# [Listed entries]

::::

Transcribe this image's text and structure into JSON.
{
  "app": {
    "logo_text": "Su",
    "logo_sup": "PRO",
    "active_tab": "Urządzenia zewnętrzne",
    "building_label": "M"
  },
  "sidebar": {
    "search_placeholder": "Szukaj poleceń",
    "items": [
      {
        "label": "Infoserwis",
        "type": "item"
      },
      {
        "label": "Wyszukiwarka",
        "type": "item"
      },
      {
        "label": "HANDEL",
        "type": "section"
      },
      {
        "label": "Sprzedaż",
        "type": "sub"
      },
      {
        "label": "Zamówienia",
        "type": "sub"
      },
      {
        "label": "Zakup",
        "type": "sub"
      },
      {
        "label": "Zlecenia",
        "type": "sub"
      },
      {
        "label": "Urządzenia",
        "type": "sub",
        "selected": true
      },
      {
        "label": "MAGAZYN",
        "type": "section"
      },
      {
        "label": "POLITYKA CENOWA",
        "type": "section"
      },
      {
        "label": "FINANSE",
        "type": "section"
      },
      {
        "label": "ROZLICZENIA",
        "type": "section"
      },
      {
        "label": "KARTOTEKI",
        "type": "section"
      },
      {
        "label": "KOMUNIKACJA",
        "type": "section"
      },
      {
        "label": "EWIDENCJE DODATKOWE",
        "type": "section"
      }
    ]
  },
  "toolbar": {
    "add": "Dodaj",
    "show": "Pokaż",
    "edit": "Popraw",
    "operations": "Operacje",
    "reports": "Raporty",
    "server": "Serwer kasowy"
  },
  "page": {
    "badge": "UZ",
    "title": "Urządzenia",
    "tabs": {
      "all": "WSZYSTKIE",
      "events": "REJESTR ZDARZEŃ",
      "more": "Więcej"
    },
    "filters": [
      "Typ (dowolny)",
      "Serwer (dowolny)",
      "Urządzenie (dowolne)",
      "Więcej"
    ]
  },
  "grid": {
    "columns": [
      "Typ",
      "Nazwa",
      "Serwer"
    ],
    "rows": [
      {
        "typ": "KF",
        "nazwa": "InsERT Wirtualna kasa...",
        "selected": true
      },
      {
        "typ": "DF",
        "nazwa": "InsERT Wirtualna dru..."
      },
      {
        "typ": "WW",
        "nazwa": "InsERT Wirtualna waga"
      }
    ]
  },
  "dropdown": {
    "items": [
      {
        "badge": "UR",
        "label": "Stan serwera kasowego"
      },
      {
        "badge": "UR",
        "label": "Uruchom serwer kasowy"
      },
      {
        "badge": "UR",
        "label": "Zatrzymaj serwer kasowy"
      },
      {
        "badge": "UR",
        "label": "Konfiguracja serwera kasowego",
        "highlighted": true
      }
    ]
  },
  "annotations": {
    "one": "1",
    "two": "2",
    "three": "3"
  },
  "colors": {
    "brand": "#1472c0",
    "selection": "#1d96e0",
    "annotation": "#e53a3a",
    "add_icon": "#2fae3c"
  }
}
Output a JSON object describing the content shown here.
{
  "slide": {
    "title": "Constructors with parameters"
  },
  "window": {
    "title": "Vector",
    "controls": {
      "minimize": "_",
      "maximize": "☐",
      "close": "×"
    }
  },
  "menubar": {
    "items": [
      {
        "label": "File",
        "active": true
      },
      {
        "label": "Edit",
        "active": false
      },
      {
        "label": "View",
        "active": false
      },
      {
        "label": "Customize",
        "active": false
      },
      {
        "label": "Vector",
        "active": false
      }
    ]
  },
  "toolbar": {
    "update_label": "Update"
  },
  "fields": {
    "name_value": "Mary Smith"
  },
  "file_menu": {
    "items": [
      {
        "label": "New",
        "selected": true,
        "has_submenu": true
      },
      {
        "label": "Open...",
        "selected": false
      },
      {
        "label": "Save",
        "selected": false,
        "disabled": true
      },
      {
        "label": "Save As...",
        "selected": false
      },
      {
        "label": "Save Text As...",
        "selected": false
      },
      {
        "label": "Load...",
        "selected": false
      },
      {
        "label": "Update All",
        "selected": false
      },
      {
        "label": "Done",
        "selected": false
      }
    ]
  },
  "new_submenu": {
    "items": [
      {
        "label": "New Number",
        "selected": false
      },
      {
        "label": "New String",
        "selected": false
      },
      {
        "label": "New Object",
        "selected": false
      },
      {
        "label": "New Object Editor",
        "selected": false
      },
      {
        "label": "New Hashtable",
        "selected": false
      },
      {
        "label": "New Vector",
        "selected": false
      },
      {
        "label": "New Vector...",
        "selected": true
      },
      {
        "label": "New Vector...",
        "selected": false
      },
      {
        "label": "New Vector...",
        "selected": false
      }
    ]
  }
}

::::

# [Work to be completed]
Copy out all the entries shown above, character for character.

# [Solution to this problem]
Transcribe this image's text and structure into JSON.
{
  "app": {
    "logo_text": "Su",
    "logo_sup": "PRO",
    "active_tab": "Urządzenia zewnętrzne",
    "building_label": "M"
  },
  "sidebar": {
    "search_placeholder": "Szukaj poleceń",
    "items": [
      {
        "label": "Infoserwis",
        "type": "item"
      },
      {
        "label": "Wyszukiwarka",
        "type": "item"
      },
      {
        "label": "HANDEL",
        "type": "section"
      },
      {
        "label": "Sprzedaż",
        "type": "sub"
      },
      {
        "label": "Zamówienia",
        "type": "sub"
      },
      {
        "label": "Zakup",
        "type": "sub"
      },
      {
        "label": "Zlecenia",
        "type": "sub"
      },
      {
        "label": "Urządzenia",
        "type": "sub",
        "selected": true
      },
      {
        "label": "MAGAZYN",
        "type": "section"
      },
      {
        "label": "POLITYKA CENOWA",
        "type": "section"
      },
      {
        "label": "FINANSE",
        "type": "section"
      },
      {
        "label": "ROZLICZENIA",
        "type": "section"
      },
      {
        "label": "KARTOTEKI",
        "type": "section"
      },
      {
        "label": "KOMUNIKACJA",
        "type": "section"
      },
      {
        "label": "EWIDENCJE DODATKOWE",
        "type": "section"
      }
    ]
  },
  "toolbar": {
    "add": "Dodaj",
    "show": "Pokaż",
    "edit": "Popraw",
    "operations": "Operacje",
    "reports": "Raporty",
    "server": "Serwer kasowy"
  },
  "page": {
    "badge": "UZ",
    "title": "Urządzenia",
    "tabs": {
      "all": "WSZYSTKIE",
      "events": "REJESTR ZDARZEŃ",
      "more": "Więcej"
    },
    "filters": [
      "Typ (dowolny)",
      "Serwer (dowolny)",
      "Urządzenie (dowolne)",
      "Więcej"
    ]
  },
  "grid": {
    "columns": [
      "Typ",
      "Nazwa",
      "Serwer"
    ],
    "rows": [
      {
        "typ": "KF",
        "nazwa": "InsERT Wirtualna kasa...",
        "selected": true
      },
      {
        "typ": "DF",
        "nazwa": "InsERT Wirtualna dru..."
      },
      {
        "typ": "WW",
        "nazwa": "InsERT Wirtualna waga"
      }
    ]
  },
  "dropdown": {
    "items": [
      {
        "badge": "UR",
        "label": "Stan serwera kasowego"
      },
      {
        "badge": "UR",
        "label": "Uruchom serwer kasowy"
      },
      {
        "badge": "UR",
        "label": "Zatrzymaj serwer kasowy"
      },
      {
        "badge": "UR",
        "label": "Konfiguracja serwera kasowego",
        "highlighted": true
      }
    ]
  },
  "annotations": {
    "one": "1",
    "two": "2",
    "three": "3"
  },
  "colors": {
    "brand": "#1472c0",
    "selection": "#1d96e0",
    "annotation": "#e53a3a",
    "add_icon": "#2fae3c"
  }
}
Output a JSON object describing the content shown here.
{
  "slide": {
    "title": "Constructors with parameters"
  },
  "window": {
    "title": "Vector",
    "controls": {
      "minimize": "_",
      "maximize": "☐",
      "close": "×"
    }
  },
  "menubar": {
    "items": [
      {
        "label": "File",
        "active": true
      },
      {
        "label": "Edit",
        "active": false
      },
      {
        "label": "View",
        "active": false
      },
      {
        "label": "Customize",
        "active": false
      },
      {
        "label": "Vector",
        "active": false
      }
    ]
  },
  "toolbar": {
    "update_label": "Update"
  },
  "fields": {
    "name_value": "Mary Smith"
  },
  "file_menu": {
    "items": [
      {
        "label": "New",
        "selected": true,
        "has_submenu": true
      },
      {
        "label": "Open...",
        "selected": false
      },
      {
        "label": "Save",
        "selected": false,
        "disabled": true
      },
      {
        "label": "Save As...",
        "selected": false
      },
      {
        "label": "Save Text As...",
        "selected": false
      },
      {
        "label": "Load...",
        "selected": false
      },
      {
        "label": "Update All",
        "selected": false
      },
      {
        "label": "Done",
        "selected": false
      }
    ]
  },
  "new_submenu": {
    "items": [
      {
        "label": "New Number",
        "selected": false
      },
      {
        "label": "New String",
        "selected": false
      },
      {
        "label": "New Object",
        "selected": false
      },
      {
        "label": "New Object Editor",
        "selected": false
      },
      {
        "label": "New Hashtable",
        "selected": false
      },
      {
        "label": "New Vector",
        "selected": false
      },
      {
        "label": "New Vector...",
        "selected": true
      },
      {
        "label": "New Vector...",
        "selected": false
      },
      {
        "label": "New Vector...",
        "selected": false
      }
    ]
  }
}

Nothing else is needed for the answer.